_WRITTEN EXERCISE_
Across the material below, how many lines contain the word "JSON"? Give only the number.

_EXERCISE DATA_
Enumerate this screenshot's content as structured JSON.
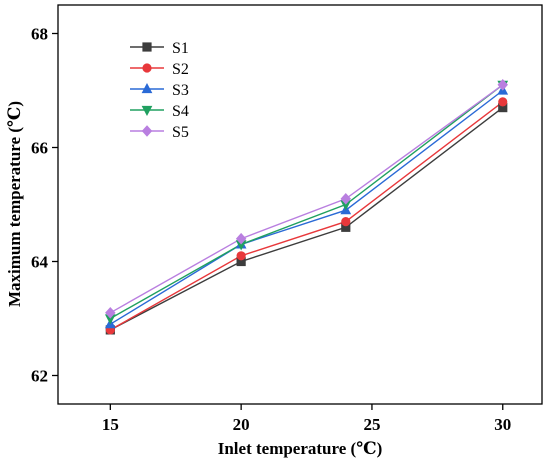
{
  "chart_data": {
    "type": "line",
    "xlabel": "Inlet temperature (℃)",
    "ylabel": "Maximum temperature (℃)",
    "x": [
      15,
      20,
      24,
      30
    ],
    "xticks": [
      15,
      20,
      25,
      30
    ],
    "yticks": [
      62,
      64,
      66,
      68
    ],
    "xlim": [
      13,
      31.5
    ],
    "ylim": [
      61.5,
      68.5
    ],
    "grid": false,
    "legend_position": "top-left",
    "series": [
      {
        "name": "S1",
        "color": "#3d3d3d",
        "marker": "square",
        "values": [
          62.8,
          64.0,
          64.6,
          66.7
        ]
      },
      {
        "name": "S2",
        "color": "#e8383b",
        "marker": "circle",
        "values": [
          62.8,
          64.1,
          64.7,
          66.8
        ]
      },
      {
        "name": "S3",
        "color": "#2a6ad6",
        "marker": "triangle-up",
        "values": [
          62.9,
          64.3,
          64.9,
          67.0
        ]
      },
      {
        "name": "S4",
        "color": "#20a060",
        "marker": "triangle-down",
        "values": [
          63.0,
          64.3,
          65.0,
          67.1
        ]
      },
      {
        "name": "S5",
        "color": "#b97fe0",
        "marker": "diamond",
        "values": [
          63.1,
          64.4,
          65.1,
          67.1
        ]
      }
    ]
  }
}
...
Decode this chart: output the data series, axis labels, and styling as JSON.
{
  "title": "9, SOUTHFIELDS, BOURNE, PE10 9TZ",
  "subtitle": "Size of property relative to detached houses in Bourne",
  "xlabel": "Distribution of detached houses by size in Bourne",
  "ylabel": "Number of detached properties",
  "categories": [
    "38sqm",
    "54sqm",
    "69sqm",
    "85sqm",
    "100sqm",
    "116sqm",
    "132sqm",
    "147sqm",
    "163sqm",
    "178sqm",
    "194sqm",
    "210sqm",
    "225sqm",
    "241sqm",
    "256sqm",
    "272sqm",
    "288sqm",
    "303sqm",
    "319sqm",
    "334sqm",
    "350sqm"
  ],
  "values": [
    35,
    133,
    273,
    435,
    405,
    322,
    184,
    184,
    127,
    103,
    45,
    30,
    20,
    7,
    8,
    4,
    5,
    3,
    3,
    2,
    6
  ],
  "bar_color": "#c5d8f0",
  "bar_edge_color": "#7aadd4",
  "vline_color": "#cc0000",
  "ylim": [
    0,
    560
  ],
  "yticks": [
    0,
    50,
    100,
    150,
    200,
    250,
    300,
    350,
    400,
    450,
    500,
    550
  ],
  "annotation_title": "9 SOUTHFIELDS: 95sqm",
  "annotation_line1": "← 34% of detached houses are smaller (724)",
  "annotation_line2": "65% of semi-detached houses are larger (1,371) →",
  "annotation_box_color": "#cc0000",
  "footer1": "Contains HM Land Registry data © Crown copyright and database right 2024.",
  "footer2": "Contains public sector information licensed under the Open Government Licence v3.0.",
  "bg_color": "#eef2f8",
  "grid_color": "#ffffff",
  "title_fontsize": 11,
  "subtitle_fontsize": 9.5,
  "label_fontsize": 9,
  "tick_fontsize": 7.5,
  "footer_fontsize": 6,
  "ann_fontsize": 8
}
* * *
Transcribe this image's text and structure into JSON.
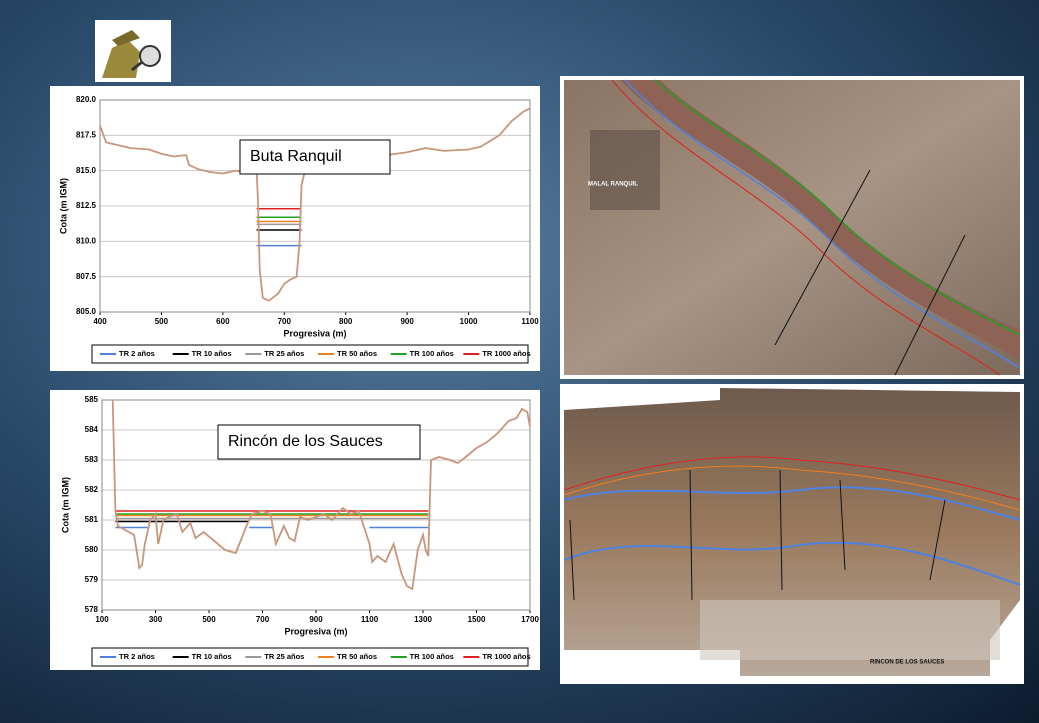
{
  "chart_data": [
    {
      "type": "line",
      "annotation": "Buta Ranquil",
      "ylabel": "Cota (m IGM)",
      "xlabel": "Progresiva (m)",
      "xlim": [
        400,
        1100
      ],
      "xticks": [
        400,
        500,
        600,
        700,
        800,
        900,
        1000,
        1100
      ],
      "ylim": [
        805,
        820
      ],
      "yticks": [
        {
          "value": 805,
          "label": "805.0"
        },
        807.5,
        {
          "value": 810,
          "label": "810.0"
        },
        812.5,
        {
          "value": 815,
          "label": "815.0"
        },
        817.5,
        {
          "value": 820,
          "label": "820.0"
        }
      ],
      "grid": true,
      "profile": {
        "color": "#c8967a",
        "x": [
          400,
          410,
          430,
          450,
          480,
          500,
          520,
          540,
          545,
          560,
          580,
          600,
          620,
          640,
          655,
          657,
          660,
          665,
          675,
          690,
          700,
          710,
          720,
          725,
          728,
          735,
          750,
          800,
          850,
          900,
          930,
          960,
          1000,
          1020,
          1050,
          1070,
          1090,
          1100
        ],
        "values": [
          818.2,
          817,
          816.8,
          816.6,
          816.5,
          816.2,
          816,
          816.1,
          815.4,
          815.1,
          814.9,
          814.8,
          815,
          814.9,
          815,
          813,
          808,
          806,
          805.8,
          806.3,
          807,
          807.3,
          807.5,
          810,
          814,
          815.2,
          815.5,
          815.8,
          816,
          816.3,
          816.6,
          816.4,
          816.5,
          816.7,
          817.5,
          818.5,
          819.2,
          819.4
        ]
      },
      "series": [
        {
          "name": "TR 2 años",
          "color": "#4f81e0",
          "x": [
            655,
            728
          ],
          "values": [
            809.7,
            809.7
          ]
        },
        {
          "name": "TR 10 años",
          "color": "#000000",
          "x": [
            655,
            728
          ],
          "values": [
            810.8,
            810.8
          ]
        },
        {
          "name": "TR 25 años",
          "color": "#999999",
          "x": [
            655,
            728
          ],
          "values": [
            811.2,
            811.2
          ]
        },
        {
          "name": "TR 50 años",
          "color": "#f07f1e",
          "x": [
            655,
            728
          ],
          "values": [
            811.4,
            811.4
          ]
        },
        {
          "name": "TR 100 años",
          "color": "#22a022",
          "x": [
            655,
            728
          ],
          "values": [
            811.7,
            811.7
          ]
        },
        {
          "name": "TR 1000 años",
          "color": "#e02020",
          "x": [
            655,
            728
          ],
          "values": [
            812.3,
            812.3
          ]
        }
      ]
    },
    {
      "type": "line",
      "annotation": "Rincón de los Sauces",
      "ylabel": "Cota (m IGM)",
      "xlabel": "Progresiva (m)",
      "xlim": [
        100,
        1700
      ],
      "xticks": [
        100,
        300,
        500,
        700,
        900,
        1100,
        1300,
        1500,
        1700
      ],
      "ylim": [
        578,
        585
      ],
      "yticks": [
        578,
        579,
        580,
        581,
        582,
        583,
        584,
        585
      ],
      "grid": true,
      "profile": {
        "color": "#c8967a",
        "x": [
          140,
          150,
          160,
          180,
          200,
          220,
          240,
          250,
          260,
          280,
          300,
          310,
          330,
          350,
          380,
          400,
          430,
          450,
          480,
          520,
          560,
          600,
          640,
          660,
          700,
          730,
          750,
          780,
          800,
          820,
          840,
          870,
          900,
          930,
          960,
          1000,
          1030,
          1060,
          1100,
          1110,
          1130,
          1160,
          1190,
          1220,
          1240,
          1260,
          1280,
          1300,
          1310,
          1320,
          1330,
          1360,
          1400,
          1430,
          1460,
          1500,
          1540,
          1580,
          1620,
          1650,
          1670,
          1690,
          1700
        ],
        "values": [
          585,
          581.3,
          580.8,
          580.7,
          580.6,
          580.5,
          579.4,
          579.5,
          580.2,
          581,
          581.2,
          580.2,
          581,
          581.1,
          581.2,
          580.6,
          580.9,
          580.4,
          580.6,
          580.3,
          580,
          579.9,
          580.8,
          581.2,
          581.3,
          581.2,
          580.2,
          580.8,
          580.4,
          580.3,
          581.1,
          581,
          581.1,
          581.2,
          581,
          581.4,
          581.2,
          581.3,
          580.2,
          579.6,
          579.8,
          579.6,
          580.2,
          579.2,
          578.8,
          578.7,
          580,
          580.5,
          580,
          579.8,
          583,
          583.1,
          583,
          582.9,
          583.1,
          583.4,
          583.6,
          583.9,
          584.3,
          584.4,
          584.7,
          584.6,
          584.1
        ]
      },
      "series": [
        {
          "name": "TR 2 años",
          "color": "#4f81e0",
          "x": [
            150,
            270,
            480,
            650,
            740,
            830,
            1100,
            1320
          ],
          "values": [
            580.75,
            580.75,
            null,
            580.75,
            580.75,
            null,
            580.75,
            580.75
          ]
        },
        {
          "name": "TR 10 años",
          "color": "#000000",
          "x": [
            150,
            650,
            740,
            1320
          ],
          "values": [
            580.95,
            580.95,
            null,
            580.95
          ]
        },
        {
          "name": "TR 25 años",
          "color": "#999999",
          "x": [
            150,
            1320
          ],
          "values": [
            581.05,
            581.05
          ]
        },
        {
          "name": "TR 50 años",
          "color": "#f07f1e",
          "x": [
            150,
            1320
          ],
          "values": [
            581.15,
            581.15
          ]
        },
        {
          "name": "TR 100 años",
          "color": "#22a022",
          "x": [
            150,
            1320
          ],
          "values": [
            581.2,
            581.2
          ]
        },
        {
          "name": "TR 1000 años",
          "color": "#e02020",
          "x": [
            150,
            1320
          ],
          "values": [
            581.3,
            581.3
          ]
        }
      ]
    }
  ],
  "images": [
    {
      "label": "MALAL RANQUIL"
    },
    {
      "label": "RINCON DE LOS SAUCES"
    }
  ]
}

_RESULT FOR THIS EXERCISE_
3